BEGIN Supplied information

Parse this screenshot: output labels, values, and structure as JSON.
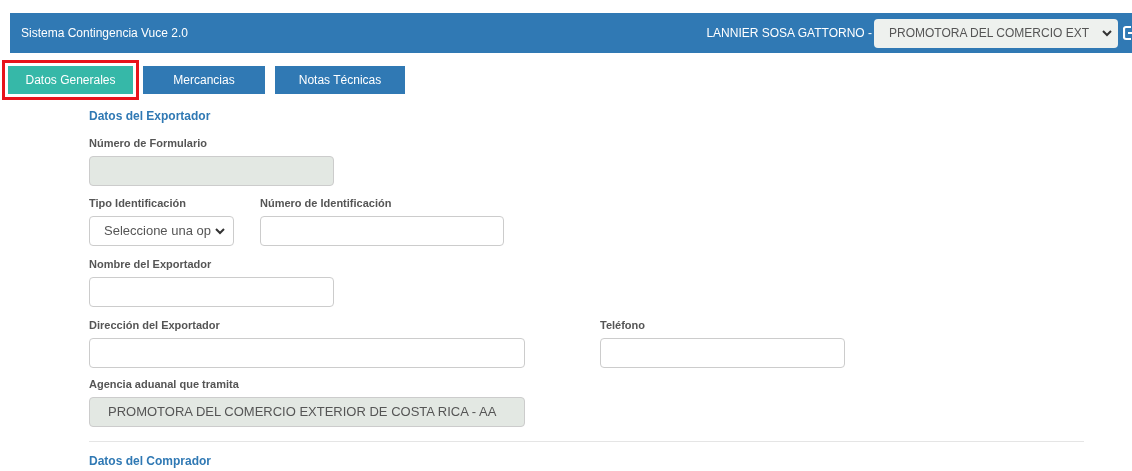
{
  "header": {
    "title": "Sistema Contingencia Vuce 2.0",
    "user": "LANNIER SOSA GATTORNO -",
    "company_select": {
      "value": "PROMOTORA DEL COMERCIO EXT"
    }
  },
  "tabs": [
    {
      "label": "Datos Generales",
      "selected": true,
      "highlighted": true
    },
    {
      "label": "Mercancias",
      "selected": false,
      "highlighted": false
    },
    {
      "label": "Notas Técnicas",
      "selected": false,
      "highlighted": false
    }
  ],
  "exporter_section": {
    "title": "Datos del Exportador",
    "fields": [
      {
        "kind": "input",
        "label": "Número de Formulario",
        "disabled": true
      },
      {
        "kind": "select",
        "label": "Tipo Identificación",
        "value": "Seleccione una op"
      },
      {
        "kind": "input",
        "label": "Número de Identificación",
        "disabled": false
      },
      {
        "kind": "input",
        "label": "Nombre del Exportador",
        "disabled": false
      },
      {
        "kind": "input",
        "label": "Dirección del Exportador",
        "disabled": false
      },
      {
        "kind": "input",
        "label": "Teléfono",
        "disabled": false
      },
      {
        "kind": "input",
        "label": "Agencia aduanal que tramita",
        "disabled": true,
        "value": "PROMOTORA DEL COMERCIO EXTERIOR DE COSTA RICA - AA"
      }
    ]
  },
  "buyer_section": {
    "title": "Datos del Comprador"
  }
}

END Supplied information

# [Short exercise]
Search the listing above for the string "Exportador". Copy every line that contains it.

# [Full output]
    "title": "Datos del Exportador",
        "label": "Nombre del Exportador",
        "label": "Dirección del Exportador",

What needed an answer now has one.